WHAT YOU SHOULD DO >>
Keep the pictures out and restate every record exactly.

--- start of MATERIAL FOR THE TASK ---

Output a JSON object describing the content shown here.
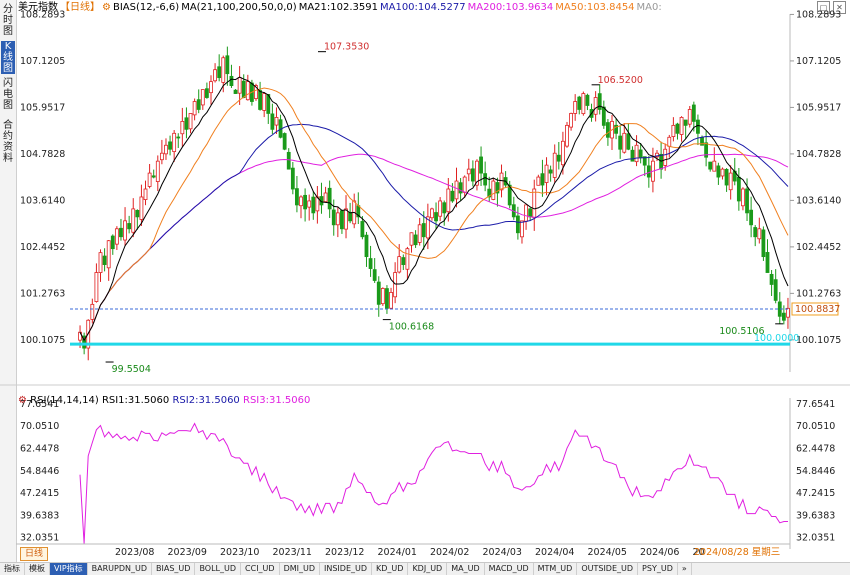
{
  "sidebar": {
    "tabs": [
      {
        "label": "分时图",
        "active": false
      },
      {
        "label": "K线图",
        "active": true
      },
      {
        "label": "闪电图",
        "active": false
      },
      {
        "label": "合约资料",
        "active": false
      }
    ]
  },
  "header": {
    "title": "美元指数",
    "period": "【日线】",
    "bias": "BIAS(12,-6,6)",
    "ma_params": "MA(21,100,200,50,0,0)",
    "ma21": "MA21:102.3591",
    "ma100": "MA100:104.5277",
    "ma200": "MA200:103.9634",
    "ma50": "MA50:103.8454",
    "ma0": "MA0:"
  },
  "rsi_header": {
    "params": "RSI(14,14,14)",
    "rsi1": "RSI1:31.5060",
    "rsi2": "RSI2:31.5060",
    "rsi3": "RSI3:31.5060"
  },
  "colors": {
    "up": "#e02020",
    "down": "#1a9a1a",
    "ma21": "#000000",
    "ma100": "#1a1aa8",
    "ma200": "#e020e0",
    "ma50": "#f08020",
    "rsi": "#e020e0",
    "support": "#20d8e8",
    "price_line": "#3a6ad8",
    "current_label_bg": "#ffffff",
    "current_label_border": "#f0a020"
  },
  "chart_data": {
    "type": "candlestick",
    "price_axis": {
      "ticks": [
        "108.2893",
        "107.1205",
        "105.9517",
        "104.7828",
        "103.6140",
        "102.4452",
        "101.2763",
        "100.1075"
      ],
      "range": [
        99.4,
        108.3
      ]
    },
    "rsi_axis": {
      "ticks": [
        "77.6541",
        "70.0510",
        "62.4478",
        "54.8446",
        "47.2415",
        "39.6383",
        "32.0351"
      ],
      "range": [
        29.5,
        79
      ]
    },
    "x_labels": [
      "2023/08",
      "2023/09",
      "2023/10",
      "2023/11",
      "2023/12",
      "2024/01",
      "2024/02",
      "2024/03",
      "2024/04",
      "2024/05",
      "2024/06",
      "20"
    ],
    "cursor_date": "2024/08/28 星期三",
    "annotations": [
      {
        "label": "107.3530",
        "value": 107.353,
        "kind": "high"
      },
      {
        "label": "106.5200",
        "value": 106.52,
        "kind": "high"
      },
      {
        "label": "100.6168",
        "value": 100.6168,
        "kind": "low"
      },
      {
        "label": "100.5106",
        "value": 100.5106,
        "kind": "low"
      },
      {
        "label": "99.5504",
        "value": 99.5504,
        "kind": "low"
      }
    ],
    "current_price": "100.8837",
    "support_level": {
      "label": "100.0000",
      "value": 100.0
    },
    "series_close": [
      100.3,
      99.9,
      100.6,
      101.0,
      101.8,
      102.3,
      102.0,
      102.6,
      102.4,
      102.9,
      102.7,
      103.1,
      102.9,
      103.4,
      103.2,
      103.7,
      103.9,
      104.3,
      104.2,
      104.6,
      104.8,
      105.0,
      104.9,
      105.3,
      105.2,
      105.6,
      105.4,
      105.8,
      106.1,
      105.9,
      106.4,
      106.2,
      106.6,
      106.9,
      106.7,
      107.2,
      106.8,
      106.5,
      106.3,
      106.7,
      106.2,
      106.6,
      106.1,
      106.5,
      105.9,
      106.3,
      105.8,
      105.4,
      105.7,
      105.2,
      104.9,
      104.4,
      103.9,
      103.5,
      103.7,
      103.4,
      103.6,
      103.3,
      103.7,
      103.5,
      103.8,
      103.4,
      103.0,
      103.3,
      102.9,
      103.4,
      103.1,
      103.6,
      103.2,
      102.7,
      102.2,
      101.9,
      101.6,
      101.0,
      101.4,
      100.9,
      101.3,
      101.8,
      102.2,
      102.0,
      102.4,
      102.8,
      102.5,
      103.0,
      102.7,
      103.2,
      103.4,
      103.1,
      103.6,
      103.3,
      103.9,
      103.6,
      104.1,
      103.8,
      104.2,
      104.4,
      104.1,
      104.6,
      104.3,
      104.0,
      103.7,
      104.1,
      103.8,
      104.3,
      104.0,
      103.5,
      103.2,
      102.8,
      103.1,
      103.5,
      103.2,
      103.9,
      104.2,
      104.0,
      104.5,
      104.3,
      104.8,
      104.6,
      105.1,
      105.5,
      105.8,
      106.1,
      105.9,
      106.3,
      106.0,
      105.7,
      106.2,
      105.9,
      105.5,
      105.2,
      105.6,
      105.3,
      104.9,
      105.3,
      104.9,
      104.6,
      105.0,
      104.7,
      104.5,
      104.2,
      104.6,
      104.8,
      104.4,
      104.9,
      105.2,
      105.5,
      105.3,
      105.7,
      105.5,
      105.9,
      105.6,
      105.3,
      105.0,
      104.7,
      104.4,
      104.6,
      104.2,
      104.4,
      104.0,
      104.3,
      104.1,
      103.6,
      103.9,
      103.3,
      103.0,
      102.7,
      102.9,
      102.2,
      101.8,
      101.5,
      101.1,
      100.7,
      100.6,
      100.9
    ]
  }
}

--- end of MATERIAL FOR THE TASK ---

COMPLETE ANSWER >>
Output a JSON object describing the content shown here.
{
  "sidebar": {
    "tabs": [
      {
        "label": "分时图",
        "active": false
      },
      {
        "label": "K线图",
        "active": true
      },
      {
        "label": "闪电图",
        "active": false
      },
      {
        "label": "合约资料",
        "active": false
      }
    ]
  },
  "header": {
    "title": "美元指数",
    "period": "【日线】",
    "bias": "BIAS(12,-6,6)",
    "ma_params": "MA(21,100,200,50,0,0)",
    "ma21": "MA21:102.3591",
    "ma100": "MA100:104.5277",
    "ma200": "MA200:103.9634",
    "ma50": "MA50:103.8454",
    "ma0": "MA0:"
  },
  "rsi_header": {
    "params": "RSI(14,14,14)",
    "rsi1": "RSI1:31.5060",
    "rsi2": "RSI2:31.5060",
    "rsi3": "RSI3:31.5060"
  },
  "colors": {
    "up": "#e02020",
    "down": "#1a9a1a",
    "ma21": "#000000",
    "ma100": "#1a1aa8",
    "ma200": "#e020e0",
    "ma50": "#f08020",
    "rsi": "#e020e0",
    "support": "#20d8e8",
    "price_line": "#3a6ad8",
    "current_label_bg": "#ffffff",
    "current_label_border": "#f0a020"
  },
  "chart_data": {
    "type": "candlestick",
    "price_axis": {
      "ticks": [
        "108.2893",
        "107.1205",
        "105.9517",
        "104.7828",
        "103.6140",
        "102.4452",
        "101.2763",
        "100.1075"
      ],
      "range": [
        99.4,
        108.3
      ]
    },
    "rsi_axis": {
      "ticks": [
        "77.6541",
        "70.0510",
        "62.4478",
        "54.8446",
        "47.2415",
        "39.6383",
        "32.0351"
      ],
      "range": [
        29.5,
        79
      ]
    },
    "x_labels": [
      "2023/08",
      "2023/09",
      "2023/10",
      "2023/11",
      "2023/12",
      "2024/01",
      "2024/02",
      "2024/03",
      "2024/04",
      "2024/05",
      "2024/06",
      "20"
    ],
    "cursor_date": "2024/08/28 星期三",
    "annotations": [
      {
        "label": "107.3530",
        "value": 107.353,
        "kind": "high"
      },
      {
        "label": "106.5200",
        "value": 106.52,
        "kind": "high"
      },
      {
        "label": "100.6168",
        "value": 100.6168,
        "kind": "low"
      },
      {
        "label": "100.5106",
        "value": 100.5106,
        "kind": "low"
      },
      {
        "label": "99.5504",
        "value": 99.5504,
        "kind": "low"
      }
    ],
    "current_price": "100.8837",
    "support_level": {
      "label": "100.0000",
      "value": 100.0
    },
    "series_close": [
      100.3,
      99.9,
      100.6,
      101.0,
      101.8,
      102.3,
      102.0,
      102.6,
      102.4,
      102.9,
      102.7,
      103.1,
      102.9,
      103.4,
      103.2,
      103.7,
      103.9,
      104.3,
      104.2,
      104.6,
      104.8,
      105.0,
      104.9,
      105.3,
      105.2,
      105.6,
      105.4,
      105.8,
      106.1,
      105.9,
      106.4,
      106.2,
      106.6,
      106.9,
      106.7,
      107.2,
      106.8,
      106.5,
      106.3,
      106.7,
      106.2,
      106.6,
      106.1,
      106.5,
      105.9,
      106.3,
      105.8,
      105.4,
      105.7,
      105.2,
      104.9,
      104.4,
      103.9,
      103.5,
      103.7,
      103.4,
      103.6,
      103.3,
      103.7,
      103.5,
      103.8,
      103.4,
      103.0,
      103.3,
      102.9,
      103.4,
      103.1,
      103.6,
      103.2,
      102.7,
      102.2,
      101.9,
      101.6,
      101.0,
      101.4,
      100.9,
      101.3,
      101.8,
      102.2,
      102.0,
      102.4,
      102.8,
      102.5,
      103.0,
      102.7,
      103.2,
      103.4,
      103.1,
      103.6,
      103.3,
      103.9,
      103.6,
      104.1,
      103.8,
      104.2,
      104.4,
      104.1,
      104.6,
      104.3,
      104.0,
      103.7,
      104.1,
      103.8,
      104.3,
      104.0,
      103.5,
      103.2,
      102.8,
      103.1,
      103.5,
      103.2,
      103.9,
      104.2,
      104.0,
      104.5,
      104.3,
      104.8,
      104.6,
      105.1,
      105.5,
      105.8,
      106.1,
      105.9,
      106.3,
      106.0,
      105.7,
      106.2,
      105.9,
      105.5,
      105.2,
      105.6,
      105.3,
      104.9,
      105.3,
      104.9,
      104.6,
      105.0,
      104.7,
      104.5,
      104.2,
      104.6,
      104.8,
      104.4,
      104.9,
      105.2,
      105.5,
      105.3,
      105.7,
      105.5,
      105.9,
      105.6,
      105.3,
      105.0,
      104.7,
      104.4,
      104.6,
      104.2,
      104.4,
      104.0,
      104.3,
      104.1,
      103.6,
      103.9,
      103.3,
      103.0,
      102.7,
      102.9,
      102.2,
      101.8,
      101.5,
      101.1,
      100.7,
      100.6,
      100.9
    ]
  }
}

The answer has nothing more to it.